Data records>
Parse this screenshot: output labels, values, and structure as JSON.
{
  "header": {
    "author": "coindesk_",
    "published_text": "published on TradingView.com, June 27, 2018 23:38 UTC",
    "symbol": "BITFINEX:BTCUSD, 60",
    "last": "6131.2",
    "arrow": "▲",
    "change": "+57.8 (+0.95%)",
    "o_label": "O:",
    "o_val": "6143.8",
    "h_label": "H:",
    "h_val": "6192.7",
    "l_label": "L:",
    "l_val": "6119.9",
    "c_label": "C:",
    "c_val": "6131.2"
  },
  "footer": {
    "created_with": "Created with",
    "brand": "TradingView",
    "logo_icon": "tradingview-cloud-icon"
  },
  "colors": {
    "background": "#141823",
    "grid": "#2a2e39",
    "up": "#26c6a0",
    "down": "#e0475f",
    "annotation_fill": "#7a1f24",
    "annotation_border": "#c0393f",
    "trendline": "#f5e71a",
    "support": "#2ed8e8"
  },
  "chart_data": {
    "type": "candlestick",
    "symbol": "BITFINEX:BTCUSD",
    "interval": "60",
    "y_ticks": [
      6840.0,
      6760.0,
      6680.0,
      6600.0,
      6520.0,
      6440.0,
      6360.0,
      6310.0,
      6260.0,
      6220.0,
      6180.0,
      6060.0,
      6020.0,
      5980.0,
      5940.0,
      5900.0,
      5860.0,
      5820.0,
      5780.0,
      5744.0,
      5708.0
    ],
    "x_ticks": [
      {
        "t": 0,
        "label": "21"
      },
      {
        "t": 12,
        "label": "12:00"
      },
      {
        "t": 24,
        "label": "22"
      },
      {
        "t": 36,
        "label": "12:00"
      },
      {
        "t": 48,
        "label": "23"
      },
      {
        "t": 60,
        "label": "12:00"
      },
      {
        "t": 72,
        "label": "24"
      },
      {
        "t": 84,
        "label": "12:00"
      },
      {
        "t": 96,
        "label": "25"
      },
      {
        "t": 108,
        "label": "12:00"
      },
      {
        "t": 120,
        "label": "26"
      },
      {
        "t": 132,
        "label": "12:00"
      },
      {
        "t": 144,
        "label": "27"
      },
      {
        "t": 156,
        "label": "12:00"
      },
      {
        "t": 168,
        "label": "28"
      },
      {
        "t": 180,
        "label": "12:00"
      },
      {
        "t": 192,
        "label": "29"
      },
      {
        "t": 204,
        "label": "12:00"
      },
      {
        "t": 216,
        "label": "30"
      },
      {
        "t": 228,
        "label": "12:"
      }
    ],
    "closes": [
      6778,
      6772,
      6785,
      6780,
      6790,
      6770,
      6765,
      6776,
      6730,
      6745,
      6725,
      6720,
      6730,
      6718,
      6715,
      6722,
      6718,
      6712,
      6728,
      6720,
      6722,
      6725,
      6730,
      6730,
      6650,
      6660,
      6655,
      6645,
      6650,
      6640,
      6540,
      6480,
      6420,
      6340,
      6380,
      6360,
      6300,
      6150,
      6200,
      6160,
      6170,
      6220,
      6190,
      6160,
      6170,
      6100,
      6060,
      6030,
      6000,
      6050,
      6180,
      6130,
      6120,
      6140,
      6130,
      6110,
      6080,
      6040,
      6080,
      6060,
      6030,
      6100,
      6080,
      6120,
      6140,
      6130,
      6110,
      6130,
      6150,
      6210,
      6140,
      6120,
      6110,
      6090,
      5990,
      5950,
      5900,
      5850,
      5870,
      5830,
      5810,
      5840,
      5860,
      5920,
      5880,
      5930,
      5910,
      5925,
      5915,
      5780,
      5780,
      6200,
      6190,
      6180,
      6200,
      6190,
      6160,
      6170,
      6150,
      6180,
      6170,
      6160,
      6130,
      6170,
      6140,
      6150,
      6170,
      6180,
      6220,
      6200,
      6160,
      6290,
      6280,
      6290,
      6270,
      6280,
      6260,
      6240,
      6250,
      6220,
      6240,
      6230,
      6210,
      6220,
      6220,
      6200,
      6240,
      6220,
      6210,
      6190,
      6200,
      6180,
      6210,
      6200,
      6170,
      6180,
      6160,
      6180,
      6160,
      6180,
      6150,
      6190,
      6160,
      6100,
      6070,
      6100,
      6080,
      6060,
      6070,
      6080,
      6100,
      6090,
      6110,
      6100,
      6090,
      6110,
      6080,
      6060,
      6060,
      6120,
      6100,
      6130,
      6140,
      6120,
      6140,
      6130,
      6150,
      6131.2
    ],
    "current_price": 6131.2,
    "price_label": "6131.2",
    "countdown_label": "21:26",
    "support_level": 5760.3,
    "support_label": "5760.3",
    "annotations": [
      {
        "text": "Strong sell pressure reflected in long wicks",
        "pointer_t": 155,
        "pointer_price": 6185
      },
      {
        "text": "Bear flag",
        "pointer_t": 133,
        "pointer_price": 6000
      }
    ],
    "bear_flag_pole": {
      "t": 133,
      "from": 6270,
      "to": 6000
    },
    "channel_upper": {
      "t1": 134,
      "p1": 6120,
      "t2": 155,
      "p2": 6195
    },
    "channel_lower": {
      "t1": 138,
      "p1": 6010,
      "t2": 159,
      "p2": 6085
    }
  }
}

What is being asked> Copy all data exactly, start to finish.

Answer>
Parse this screenshot: output labels, values, and structure as JSON.
{
  "header": {
    "author": "coindesk_",
    "published_text": "published on TradingView.com, June 27, 2018 23:38 UTC",
    "symbol": "BITFINEX:BTCUSD, 60",
    "last": "6131.2",
    "arrow": "▲",
    "change": "+57.8 (+0.95%)",
    "o_label": "O:",
    "o_val": "6143.8",
    "h_label": "H:",
    "h_val": "6192.7",
    "l_label": "L:",
    "l_val": "6119.9",
    "c_label": "C:",
    "c_val": "6131.2"
  },
  "footer": {
    "created_with": "Created with",
    "brand": "TradingView",
    "logo_icon": "tradingview-cloud-icon"
  },
  "colors": {
    "background": "#141823",
    "grid": "#2a2e39",
    "up": "#26c6a0",
    "down": "#e0475f",
    "annotation_fill": "#7a1f24",
    "annotation_border": "#c0393f",
    "trendline": "#f5e71a",
    "support": "#2ed8e8"
  },
  "chart_data": {
    "type": "candlestick",
    "symbol": "BITFINEX:BTCUSD",
    "interval": "60",
    "y_ticks": [
      6840.0,
      6760.0,
      6680.0,
      6600.0,
      6520.0,
      6440.0,
      6360.0,
      6310.0,
      6260.0,
      6220.0,
      6180.0,
      6060.0,
      6020.0,
      5980.0,
      5940.0,
      5900.0,
      5860.0,
      5820.0,
      5780.0,
      5744.0,
      5708.0
    ],
    "x_ticks": [
      {
        "t": 0,
        "label": "21"
      },
      {
        "t": 12,
        "label": "12:00"
      },
      {
        "t": 24,
        "label": "22"
      },
      {
        "t": 36,
        "label": "12:00"
      },
      {
        "t": 48,
        "label": "23"
      },
      {
        "t": 60,
        "label": "12:00"
      },
      {
        "t": 72,
        "label": "24"
      },
      {
        "t": 84,
        "label": "12:00"
      },
      {
        "t": 96,
        "label": "25"
      },
      {
        "t": 108,
        "label": "12:00"
      },
      {
        "t": 120,
        "label": "26"
      },
      {
        "t": 132,
        "label": "12:00"
      },
      {
        "t": 144,
        "label": "27"
      },
      {
        "t": 156,
        "label": "12:00"
      },
      {
        "t": 168,
        "label": "28"
      },
      {
        "t": 180,
        "label": "12:00"
      },
      {
        "t": 192,
        "label": "29"
      },
      {
        "t": 204,
        "label": "12:00"
      },
      {
        "t": 216,
        "label": "30"
      },
      {
        "t": 228,
        "label": "12:"
      }
    ],
    "closes": [
      6778,
      6772,
      6785,
      6780,
      6790,
      6770,
      6765,
      6776,
      6730,
      6745,
      6725,
      6720,
      6730,
      6718,
      6715,
      6722,
      6718,
      6712,
      6728,
      6720,
      6722,
      6725,
      6730,
      6730,
      6650,
      6660,
      6655,
      6645,
      6650,
      6640,
      6540,
      6480,
      6420,
      6340,
      6380,
      6360,
      6300,
      6150,
      6200,
      6160,
      6170,
      6220,
      6190,
      6160,
      6170,
      6100,
      6060,
      6030,
      6000,
      6050,
      6180,
      6130,
      6120,
      6140,
      6130,
      6110,
      6080,
      6040,
      6080,
      6060,
      6030,
      6100,
      6080,
      6120,
      6140,
      6130,
      6110,
      6130,
      6150,
      6210,
      6140,
      6120,
      6110,
      6090,
      5990,
      5950,
      5900,
      5850,
      5870,
      5830,
      5810,
      5840,
      5860,
      5920,
      5880,
      5930,
      5910,
      5925,
      5915,
      5780,
      5780,
      6200,
      6190,
      6180,
      6200,
      6190,
      6160,
      6170,
      6150,
      6180,
      6170,
      6160,
      6130,
      6170,
      6140,
      6150,
      6170,
      6180,
      6220,
      6200,
      6160,
      6290,
      6280,
      6290,
      6270,
      6280,
      6260,
      6240,
      6250,
      6220,
      6240,
      6230,
      6210,
      6220,
      6220,
      6200,
      6240,
      6220,
      6210,
      6190,
      6200,
      6180,
      6210,
      6200,
      6170,
      6180,
      6160,
      6180,
      6160,
      6180,
      6150,
      6190,
      6160,
      6100,
      6070,
      6100,
      6080,
      6060,
      6070,
      6080,
      6100,
      6090,
      6110,
      6100,
      6090,
      6110,
      6080,
      6060,
      6060,
      6120,
      6100,
      6130,
      6140,
      6120,
      6140,
      6130,
      6150,
      6131.2
    ],
    "current_price": 6131.2,
    "price_label": "6131.2",
    "countdown_label": "21:26",
    "support_level": 5760.3,
    "support_label": "5760.3",
    "annotations": [
      {
        "text": "Strong sell pressure reflected in long wicks",
        "pointer_t": 155,
        "pointer_price": 6185
      },
      {
        "text": "Bear flag",
        "pointer_t": 133,
        "pointer_price": 6000
      }
    ],
    "bear_flag_pole": {
      "t": 133,
      "from": 6270,
      "to": 6000
    },
    "channel_upper": {
      "t1": 134,
      "p1": 6120,
      "t2": 155,
      "p2": 6195
    },
    "channel_lower": {
      "t1": 138,
      "p1": 6010,
      "t2": 159,
      "p2": 6085
    }
  }
}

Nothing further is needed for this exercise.